### Directive
Copy, in full, each line of the material that holds the word "xlabel".

### Material shown
----------------

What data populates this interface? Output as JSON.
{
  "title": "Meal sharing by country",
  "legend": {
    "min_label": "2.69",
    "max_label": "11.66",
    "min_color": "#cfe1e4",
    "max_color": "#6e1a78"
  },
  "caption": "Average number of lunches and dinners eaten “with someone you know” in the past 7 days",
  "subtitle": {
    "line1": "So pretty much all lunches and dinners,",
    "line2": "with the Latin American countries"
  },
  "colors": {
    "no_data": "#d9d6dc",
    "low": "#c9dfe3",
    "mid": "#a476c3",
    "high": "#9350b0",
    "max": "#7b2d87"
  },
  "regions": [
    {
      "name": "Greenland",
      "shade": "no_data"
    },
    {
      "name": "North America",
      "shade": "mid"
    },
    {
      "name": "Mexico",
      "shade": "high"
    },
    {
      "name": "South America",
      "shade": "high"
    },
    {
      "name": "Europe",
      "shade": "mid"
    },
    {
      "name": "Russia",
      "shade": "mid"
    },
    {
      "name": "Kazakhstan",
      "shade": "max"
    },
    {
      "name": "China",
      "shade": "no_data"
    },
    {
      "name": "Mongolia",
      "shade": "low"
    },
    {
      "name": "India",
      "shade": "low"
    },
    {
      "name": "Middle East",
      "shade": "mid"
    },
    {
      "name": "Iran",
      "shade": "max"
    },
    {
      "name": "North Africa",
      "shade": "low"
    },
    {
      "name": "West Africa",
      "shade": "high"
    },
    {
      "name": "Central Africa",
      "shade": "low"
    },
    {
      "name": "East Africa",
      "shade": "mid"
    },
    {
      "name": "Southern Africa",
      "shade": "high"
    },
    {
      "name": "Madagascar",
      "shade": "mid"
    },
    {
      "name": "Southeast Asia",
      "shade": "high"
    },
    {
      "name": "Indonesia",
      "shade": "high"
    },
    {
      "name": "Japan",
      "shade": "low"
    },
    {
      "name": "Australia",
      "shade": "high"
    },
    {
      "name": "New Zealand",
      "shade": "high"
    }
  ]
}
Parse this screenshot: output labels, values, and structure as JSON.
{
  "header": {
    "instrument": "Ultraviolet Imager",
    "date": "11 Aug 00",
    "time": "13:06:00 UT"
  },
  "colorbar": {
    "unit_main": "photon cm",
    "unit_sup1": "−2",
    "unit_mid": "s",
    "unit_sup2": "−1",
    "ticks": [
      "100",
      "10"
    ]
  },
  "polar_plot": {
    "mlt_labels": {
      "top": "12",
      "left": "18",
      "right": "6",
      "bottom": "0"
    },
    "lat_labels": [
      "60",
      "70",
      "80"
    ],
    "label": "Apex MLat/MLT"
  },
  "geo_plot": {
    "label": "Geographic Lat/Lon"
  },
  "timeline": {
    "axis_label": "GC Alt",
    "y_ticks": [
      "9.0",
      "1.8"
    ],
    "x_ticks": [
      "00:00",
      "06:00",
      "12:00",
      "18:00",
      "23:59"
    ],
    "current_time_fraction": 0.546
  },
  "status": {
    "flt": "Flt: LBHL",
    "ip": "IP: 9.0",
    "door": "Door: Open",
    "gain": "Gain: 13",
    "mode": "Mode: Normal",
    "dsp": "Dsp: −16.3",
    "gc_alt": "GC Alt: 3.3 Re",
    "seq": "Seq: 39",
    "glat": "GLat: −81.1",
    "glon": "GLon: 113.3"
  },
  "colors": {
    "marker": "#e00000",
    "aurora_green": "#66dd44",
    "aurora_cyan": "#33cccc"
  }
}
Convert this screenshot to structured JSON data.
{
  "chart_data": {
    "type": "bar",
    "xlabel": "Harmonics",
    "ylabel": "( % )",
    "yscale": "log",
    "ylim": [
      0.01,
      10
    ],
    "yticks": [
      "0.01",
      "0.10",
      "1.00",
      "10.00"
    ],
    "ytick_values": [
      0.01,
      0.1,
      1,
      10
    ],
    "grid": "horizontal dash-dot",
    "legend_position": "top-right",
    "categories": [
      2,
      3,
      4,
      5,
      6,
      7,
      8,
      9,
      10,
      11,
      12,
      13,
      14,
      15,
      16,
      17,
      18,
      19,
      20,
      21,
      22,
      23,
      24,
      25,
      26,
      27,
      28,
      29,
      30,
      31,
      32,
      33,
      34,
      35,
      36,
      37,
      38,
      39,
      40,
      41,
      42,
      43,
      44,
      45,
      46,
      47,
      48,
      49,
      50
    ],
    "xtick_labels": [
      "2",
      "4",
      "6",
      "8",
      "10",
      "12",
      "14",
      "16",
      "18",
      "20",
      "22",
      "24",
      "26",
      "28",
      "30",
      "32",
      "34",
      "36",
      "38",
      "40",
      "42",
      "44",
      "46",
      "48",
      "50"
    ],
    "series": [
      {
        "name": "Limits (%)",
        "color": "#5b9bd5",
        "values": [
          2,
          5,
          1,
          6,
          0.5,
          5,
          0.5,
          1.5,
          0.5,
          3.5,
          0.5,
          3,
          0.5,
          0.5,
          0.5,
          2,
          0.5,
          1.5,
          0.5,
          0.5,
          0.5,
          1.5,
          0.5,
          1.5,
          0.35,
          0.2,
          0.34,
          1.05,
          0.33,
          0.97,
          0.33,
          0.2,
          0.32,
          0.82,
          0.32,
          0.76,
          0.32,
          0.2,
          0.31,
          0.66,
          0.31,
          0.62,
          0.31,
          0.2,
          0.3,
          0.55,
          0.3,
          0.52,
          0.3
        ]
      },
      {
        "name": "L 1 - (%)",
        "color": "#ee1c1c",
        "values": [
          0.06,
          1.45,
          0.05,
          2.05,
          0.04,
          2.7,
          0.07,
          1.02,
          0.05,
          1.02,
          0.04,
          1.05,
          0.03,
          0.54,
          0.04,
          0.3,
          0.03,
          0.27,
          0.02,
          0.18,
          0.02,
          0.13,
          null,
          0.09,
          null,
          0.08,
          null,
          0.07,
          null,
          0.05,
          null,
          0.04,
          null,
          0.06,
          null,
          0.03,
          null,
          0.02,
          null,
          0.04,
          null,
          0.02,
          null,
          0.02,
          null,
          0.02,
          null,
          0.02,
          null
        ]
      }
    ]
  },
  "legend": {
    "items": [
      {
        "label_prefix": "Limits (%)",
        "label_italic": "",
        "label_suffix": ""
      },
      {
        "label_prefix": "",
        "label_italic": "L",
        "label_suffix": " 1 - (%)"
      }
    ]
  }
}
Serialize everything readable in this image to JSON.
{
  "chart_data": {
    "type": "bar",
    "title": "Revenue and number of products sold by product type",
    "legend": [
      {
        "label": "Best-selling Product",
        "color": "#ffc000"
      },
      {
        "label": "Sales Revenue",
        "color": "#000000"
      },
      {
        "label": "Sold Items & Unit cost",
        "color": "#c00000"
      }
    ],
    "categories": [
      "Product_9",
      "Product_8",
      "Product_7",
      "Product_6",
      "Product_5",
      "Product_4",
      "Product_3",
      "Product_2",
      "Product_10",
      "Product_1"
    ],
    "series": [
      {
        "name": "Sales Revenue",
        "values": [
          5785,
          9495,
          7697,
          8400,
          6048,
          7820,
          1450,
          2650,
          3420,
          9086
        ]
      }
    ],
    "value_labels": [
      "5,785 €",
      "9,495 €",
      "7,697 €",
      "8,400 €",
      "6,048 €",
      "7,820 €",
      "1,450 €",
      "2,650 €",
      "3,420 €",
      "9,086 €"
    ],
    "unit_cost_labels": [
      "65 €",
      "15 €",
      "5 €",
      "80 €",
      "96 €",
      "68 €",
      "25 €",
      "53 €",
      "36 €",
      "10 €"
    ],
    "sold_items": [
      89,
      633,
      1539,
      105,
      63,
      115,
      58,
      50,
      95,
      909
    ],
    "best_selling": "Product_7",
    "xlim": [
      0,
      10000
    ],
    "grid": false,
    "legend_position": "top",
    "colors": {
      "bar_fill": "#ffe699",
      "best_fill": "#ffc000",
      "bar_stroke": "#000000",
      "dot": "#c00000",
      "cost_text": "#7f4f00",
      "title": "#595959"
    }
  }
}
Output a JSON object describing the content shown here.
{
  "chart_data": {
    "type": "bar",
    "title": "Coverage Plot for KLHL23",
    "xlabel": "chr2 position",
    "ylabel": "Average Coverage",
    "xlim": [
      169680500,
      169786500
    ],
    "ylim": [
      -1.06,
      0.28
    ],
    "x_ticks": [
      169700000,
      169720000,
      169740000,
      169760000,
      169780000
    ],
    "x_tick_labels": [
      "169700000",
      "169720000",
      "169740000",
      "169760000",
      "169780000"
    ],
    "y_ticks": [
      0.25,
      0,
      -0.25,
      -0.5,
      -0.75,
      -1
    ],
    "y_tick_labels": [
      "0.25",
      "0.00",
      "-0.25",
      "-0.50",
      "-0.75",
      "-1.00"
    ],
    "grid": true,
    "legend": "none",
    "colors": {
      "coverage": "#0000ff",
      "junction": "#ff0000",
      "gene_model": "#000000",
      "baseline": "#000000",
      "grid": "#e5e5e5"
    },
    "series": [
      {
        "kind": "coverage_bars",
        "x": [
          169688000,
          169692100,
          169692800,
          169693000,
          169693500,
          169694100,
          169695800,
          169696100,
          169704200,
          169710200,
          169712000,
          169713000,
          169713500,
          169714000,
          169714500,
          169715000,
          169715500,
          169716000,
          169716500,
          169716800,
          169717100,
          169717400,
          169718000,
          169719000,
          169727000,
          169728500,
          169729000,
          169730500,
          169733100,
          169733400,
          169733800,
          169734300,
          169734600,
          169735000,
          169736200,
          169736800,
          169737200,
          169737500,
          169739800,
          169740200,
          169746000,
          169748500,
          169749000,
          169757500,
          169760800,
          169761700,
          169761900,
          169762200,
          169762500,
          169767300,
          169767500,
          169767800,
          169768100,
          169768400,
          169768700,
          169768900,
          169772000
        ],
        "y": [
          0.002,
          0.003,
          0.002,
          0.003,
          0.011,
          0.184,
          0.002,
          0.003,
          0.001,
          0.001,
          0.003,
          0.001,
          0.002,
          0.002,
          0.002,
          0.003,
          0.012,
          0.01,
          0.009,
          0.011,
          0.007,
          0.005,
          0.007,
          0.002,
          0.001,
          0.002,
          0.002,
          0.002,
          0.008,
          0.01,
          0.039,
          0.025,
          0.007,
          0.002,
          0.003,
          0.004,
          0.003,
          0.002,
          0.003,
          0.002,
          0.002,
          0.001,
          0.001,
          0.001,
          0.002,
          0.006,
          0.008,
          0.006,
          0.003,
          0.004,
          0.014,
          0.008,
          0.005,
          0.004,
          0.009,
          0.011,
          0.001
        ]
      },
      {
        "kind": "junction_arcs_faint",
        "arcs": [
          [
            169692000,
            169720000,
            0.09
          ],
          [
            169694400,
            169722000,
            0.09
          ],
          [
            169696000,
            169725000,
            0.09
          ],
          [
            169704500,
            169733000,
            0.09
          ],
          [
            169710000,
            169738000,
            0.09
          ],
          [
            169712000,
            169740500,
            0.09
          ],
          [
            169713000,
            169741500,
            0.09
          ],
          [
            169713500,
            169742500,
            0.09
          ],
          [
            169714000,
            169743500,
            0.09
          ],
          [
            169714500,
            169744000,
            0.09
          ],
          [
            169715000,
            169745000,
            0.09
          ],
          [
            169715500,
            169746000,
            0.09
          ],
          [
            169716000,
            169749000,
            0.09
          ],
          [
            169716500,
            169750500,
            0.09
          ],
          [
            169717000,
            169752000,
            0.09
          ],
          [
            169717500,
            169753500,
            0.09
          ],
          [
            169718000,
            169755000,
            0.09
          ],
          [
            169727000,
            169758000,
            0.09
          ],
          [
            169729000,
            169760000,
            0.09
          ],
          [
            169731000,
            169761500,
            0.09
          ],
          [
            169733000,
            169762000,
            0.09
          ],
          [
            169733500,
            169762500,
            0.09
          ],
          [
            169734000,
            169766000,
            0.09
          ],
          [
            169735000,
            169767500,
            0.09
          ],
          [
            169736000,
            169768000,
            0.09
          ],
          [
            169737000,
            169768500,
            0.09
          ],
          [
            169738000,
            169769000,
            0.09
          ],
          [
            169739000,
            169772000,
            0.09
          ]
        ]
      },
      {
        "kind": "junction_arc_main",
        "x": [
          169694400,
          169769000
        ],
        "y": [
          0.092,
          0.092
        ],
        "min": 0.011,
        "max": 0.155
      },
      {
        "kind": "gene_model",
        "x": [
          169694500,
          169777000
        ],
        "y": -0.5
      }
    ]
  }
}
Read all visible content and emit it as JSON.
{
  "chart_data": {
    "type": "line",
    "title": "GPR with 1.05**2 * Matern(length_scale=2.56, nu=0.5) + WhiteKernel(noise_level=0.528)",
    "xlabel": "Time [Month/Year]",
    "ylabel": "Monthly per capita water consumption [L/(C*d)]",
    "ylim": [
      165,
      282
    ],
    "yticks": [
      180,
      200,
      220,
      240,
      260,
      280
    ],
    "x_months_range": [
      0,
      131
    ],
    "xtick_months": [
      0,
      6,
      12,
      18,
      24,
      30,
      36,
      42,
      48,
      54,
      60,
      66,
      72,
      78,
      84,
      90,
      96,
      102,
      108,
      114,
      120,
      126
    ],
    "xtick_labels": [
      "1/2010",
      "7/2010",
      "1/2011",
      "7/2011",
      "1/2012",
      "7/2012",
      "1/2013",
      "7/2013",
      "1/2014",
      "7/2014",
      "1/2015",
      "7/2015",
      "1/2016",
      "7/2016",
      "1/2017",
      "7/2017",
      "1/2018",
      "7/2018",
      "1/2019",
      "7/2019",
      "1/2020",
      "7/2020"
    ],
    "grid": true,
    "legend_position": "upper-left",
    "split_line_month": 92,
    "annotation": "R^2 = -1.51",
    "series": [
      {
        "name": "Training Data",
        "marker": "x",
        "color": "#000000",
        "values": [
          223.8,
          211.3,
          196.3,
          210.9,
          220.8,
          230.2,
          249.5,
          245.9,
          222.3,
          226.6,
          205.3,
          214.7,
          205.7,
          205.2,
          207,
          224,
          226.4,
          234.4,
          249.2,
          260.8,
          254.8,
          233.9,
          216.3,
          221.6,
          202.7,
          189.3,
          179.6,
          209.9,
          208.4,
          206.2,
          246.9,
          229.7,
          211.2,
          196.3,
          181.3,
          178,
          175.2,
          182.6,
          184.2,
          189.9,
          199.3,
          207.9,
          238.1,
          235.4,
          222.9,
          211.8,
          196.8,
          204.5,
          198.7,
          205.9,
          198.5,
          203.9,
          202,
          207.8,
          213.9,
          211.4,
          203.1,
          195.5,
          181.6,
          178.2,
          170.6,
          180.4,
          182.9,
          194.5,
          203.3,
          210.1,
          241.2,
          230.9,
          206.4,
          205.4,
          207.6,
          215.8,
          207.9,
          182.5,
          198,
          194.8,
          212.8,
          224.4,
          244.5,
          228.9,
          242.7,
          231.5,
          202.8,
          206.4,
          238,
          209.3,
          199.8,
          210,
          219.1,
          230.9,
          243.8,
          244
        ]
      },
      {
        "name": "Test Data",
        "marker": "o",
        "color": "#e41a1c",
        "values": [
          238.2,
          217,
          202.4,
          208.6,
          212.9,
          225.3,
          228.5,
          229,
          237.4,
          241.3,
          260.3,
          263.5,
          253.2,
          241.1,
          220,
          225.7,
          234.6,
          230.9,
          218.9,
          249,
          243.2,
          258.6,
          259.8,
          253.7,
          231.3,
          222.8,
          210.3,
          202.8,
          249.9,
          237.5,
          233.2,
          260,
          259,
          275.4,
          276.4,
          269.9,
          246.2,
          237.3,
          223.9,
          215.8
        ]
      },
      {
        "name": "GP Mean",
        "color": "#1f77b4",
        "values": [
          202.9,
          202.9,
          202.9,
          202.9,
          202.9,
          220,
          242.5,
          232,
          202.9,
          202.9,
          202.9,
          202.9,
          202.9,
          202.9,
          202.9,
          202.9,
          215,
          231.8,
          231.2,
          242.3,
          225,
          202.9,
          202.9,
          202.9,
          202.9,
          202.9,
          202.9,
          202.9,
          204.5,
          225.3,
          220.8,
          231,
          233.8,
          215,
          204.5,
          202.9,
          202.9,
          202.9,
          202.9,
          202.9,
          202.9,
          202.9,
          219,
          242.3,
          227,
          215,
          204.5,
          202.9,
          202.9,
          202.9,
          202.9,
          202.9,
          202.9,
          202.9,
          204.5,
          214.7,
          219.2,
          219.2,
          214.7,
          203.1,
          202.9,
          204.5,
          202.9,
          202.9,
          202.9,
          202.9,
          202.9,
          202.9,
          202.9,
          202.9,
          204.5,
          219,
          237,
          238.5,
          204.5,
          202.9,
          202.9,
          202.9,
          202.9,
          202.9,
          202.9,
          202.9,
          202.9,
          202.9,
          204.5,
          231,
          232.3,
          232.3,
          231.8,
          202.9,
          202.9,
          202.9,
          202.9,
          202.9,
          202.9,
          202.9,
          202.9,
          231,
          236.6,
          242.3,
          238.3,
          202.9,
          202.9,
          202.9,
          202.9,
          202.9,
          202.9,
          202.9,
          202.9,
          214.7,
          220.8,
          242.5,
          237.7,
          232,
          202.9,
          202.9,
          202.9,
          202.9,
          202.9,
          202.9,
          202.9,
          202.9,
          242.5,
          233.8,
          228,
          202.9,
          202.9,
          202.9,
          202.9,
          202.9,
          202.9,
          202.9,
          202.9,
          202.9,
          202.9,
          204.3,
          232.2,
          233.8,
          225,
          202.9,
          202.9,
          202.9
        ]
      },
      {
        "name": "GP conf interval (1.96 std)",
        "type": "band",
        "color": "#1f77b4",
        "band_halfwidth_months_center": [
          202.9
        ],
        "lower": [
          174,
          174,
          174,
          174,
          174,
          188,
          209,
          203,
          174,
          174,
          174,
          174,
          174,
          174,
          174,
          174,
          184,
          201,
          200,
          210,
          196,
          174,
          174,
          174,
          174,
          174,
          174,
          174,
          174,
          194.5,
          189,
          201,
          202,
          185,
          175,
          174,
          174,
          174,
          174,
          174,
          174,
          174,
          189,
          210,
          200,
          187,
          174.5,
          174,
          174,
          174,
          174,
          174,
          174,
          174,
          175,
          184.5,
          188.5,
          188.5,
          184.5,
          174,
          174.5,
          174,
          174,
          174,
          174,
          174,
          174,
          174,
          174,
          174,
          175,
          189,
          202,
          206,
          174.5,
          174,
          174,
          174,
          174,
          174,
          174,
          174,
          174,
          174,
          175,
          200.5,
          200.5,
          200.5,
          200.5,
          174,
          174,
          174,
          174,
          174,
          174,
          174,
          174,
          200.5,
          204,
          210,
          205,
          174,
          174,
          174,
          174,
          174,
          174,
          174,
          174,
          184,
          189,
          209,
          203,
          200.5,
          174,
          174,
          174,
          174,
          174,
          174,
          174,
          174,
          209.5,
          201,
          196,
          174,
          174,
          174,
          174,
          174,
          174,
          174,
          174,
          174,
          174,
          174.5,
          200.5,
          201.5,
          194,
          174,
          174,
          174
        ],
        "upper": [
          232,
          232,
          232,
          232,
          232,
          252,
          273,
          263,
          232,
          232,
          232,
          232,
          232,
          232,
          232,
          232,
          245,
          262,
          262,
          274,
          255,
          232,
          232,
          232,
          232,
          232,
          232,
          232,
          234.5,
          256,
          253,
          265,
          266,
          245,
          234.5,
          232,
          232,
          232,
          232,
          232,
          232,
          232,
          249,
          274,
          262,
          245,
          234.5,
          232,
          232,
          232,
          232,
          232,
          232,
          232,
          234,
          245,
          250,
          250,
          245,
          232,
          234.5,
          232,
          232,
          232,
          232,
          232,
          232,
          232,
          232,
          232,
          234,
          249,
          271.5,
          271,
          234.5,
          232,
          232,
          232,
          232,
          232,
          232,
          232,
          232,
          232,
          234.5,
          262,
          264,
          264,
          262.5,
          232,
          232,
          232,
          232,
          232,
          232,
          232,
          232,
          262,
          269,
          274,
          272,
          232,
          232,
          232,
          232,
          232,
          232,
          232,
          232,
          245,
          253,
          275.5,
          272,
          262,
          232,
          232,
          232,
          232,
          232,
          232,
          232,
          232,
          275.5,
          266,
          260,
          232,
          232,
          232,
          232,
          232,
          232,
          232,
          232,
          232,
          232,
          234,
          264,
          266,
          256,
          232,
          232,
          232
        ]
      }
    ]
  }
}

----------------

### Solution
    "xlabel": "Harmonics",
    "xlabel": "chr2 position",
    "xlabel": "Time [Month/Year]",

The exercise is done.